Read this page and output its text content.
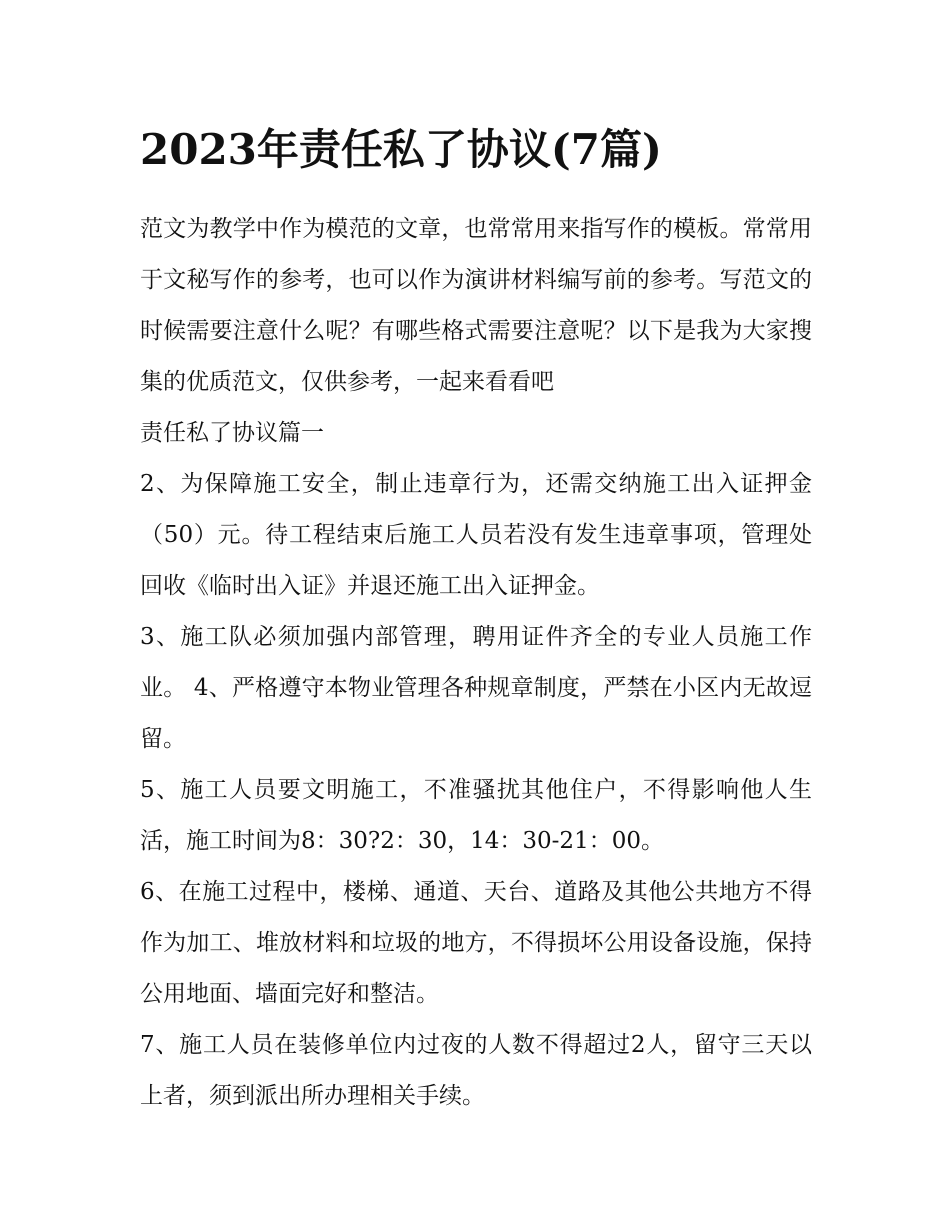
2023年责任私了协议(7篇)

范文为教学中作为模范的文章，也常常用来指写作的模板。常常用于文秘写作的参考，也可以作为演讲材料编写前的参考。写范文的时候需要注意什么呢？有哪些格式需要注意呢？以下是我为大家搜集的优质范文，仅供参考，一起来看看吧

责任私了协议篇一

2、为保障施工安全，制止违章行为，还需交纳施工出入证押金（50）元。待工程结束后施工人员若没有发生违章事项，管理处回收《临时出入证》并退还施工出入证押金。

3、施工队必须加强内部管理，聘用证件齐全的专业人员施工作业。 4、严格遵守本物业管理各种规章制度，严禁在小区内无故逗留。

5、施工人员要文明施工，不准骚扰其他住户，不得影响他人生活，施工时间为8：30?2：30，14：30-21：00。

6、在施工过程中，楼梯、通道、天台、道路及其他公共地方不得作为加工、堆放材料和垃圾的地方，不得损坏公用设备设施，保持公用地面、墙面完好和整洁。

7、施工人员在装修单位内过夜的人数不得超过2人，留守三天以上者，须到派出所办理相关手续。
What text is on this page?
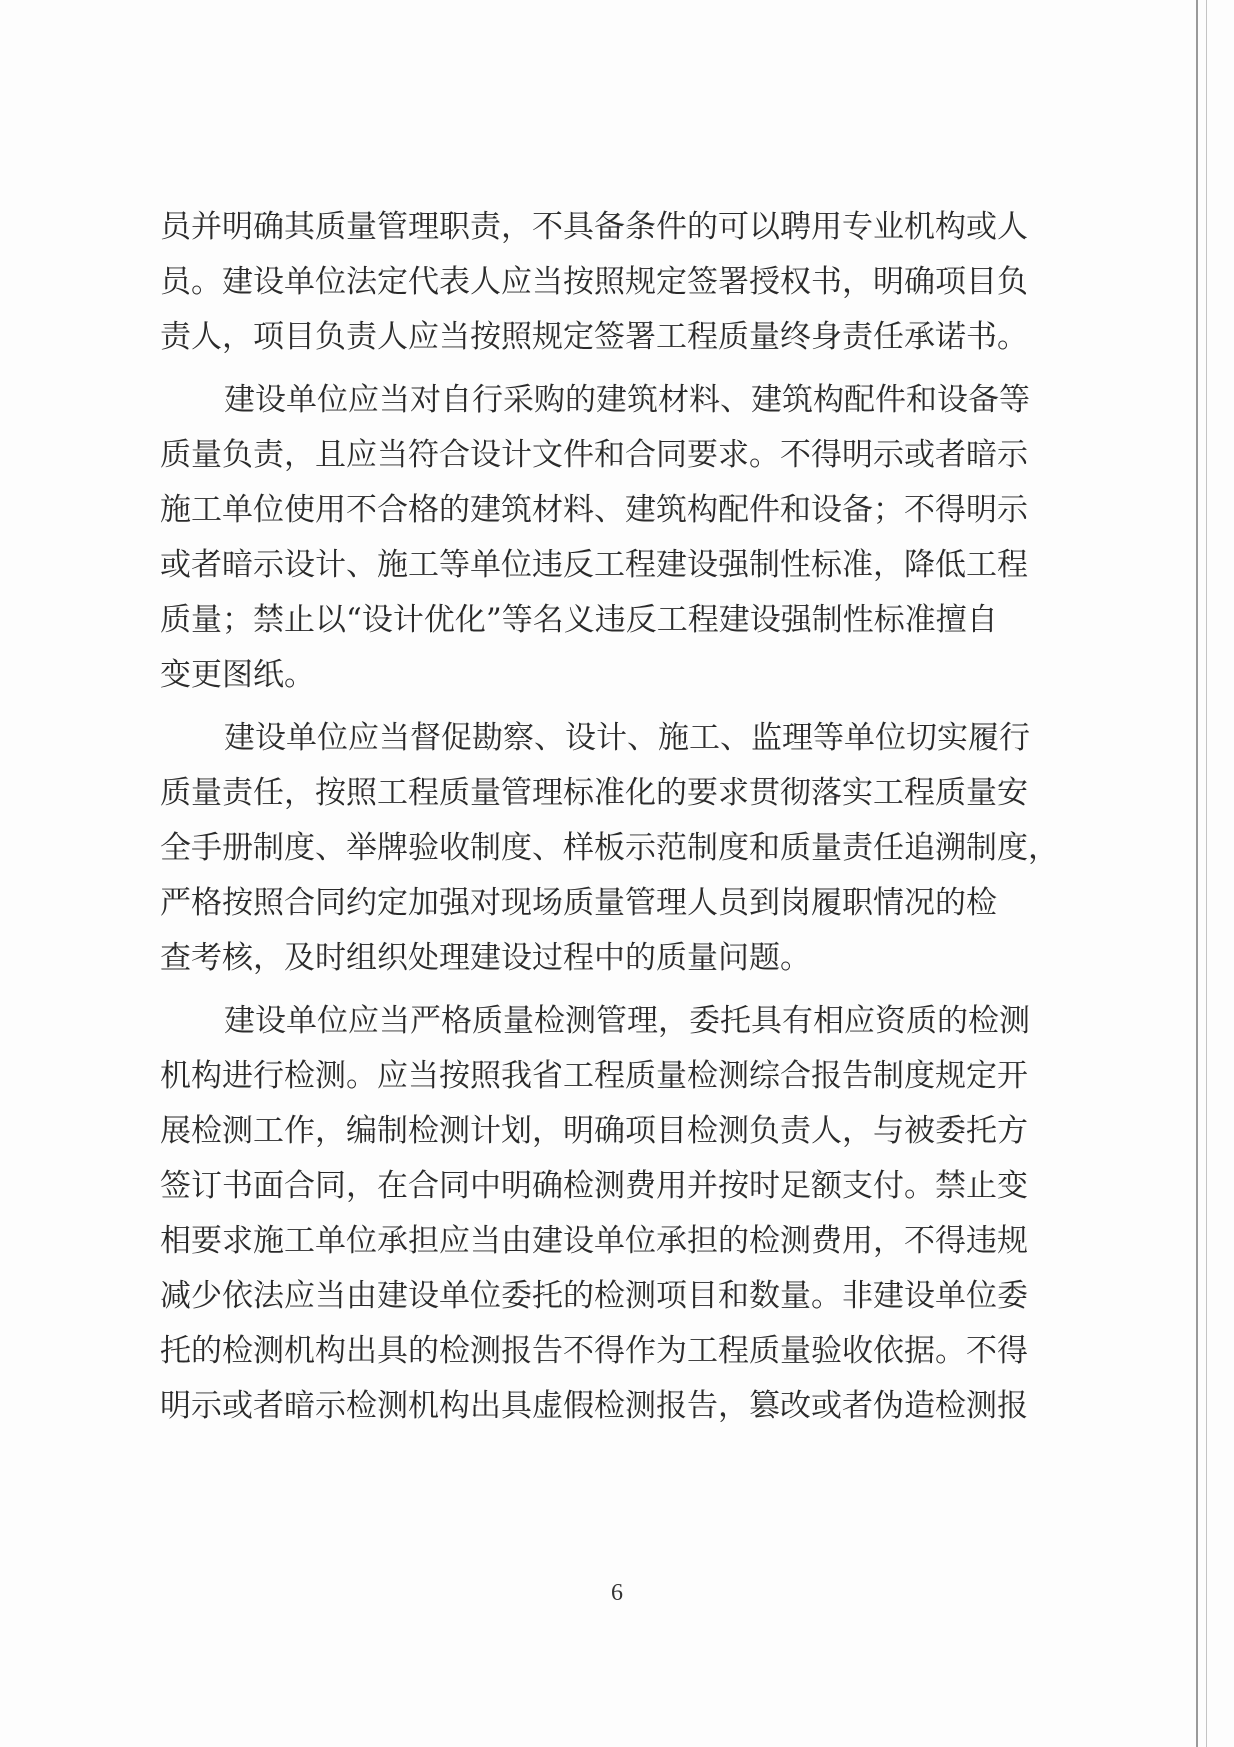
员并明确其质量管理职责，不具备条件的可以聘用专业机构或人
员。建设单位法定代表人应当按照规定签署授权书，明确项目负
责人，项目负责人应当按照规定签署工程质量终身责任承诺书。
建设单位应当对自行采购的建筑材料、建筑构配件和设备等
质量负责，且应当符合设计文件和合同要求。不得明示或者暗示
施工单位使用不合格的建筑材料、建筑构配件和设备；不得明示
或者暗示设计、施工等单位违反工程建设强制性标准，降低工程
质量；禁止以“设计优化”等名义违反工程建设强制性标准擅自
变更图纸。
建设单位应当督促勘察、设计、施工、监理等单位切实履行
质量责任，按照工程质量管理标准化的要求贯彻落实工程质量安
全手册制度、举牌验收制度、样板示范制度和质量责任追溯制度，
严格按照合同约定加强对现场质量管理人员到岗履职情况的检
查考核，及时组织处理建设过程中的质量问题。
建设单位应当严格质量检测管理，委托具有相应资质的检测
机构进行检测。应当按照我省工程质量检测综合报告制度规定开
展检测工作，编制检测计划，明确项目检测负责人，与被委托方
签订书面合同，在合同中明确检测费用并按时足额支付。禁止变
相要求施工单位承担应当由建设单位承担的检测费用，不得违规
减少依法应当由建设单位委托的检测项目和数量。非建设单位委
托的检测机构出具的检测报告不得作为工程质量验收依据。不得
明示或者暗示检测机构出具虚假检测报告，篡改或者伪造检测报
6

========================

- TASK TO CARRY OUT
Write out each line of the data that holds the string "page".

- FINAL RESULT
Read this page and output its text content.
What text is on this page?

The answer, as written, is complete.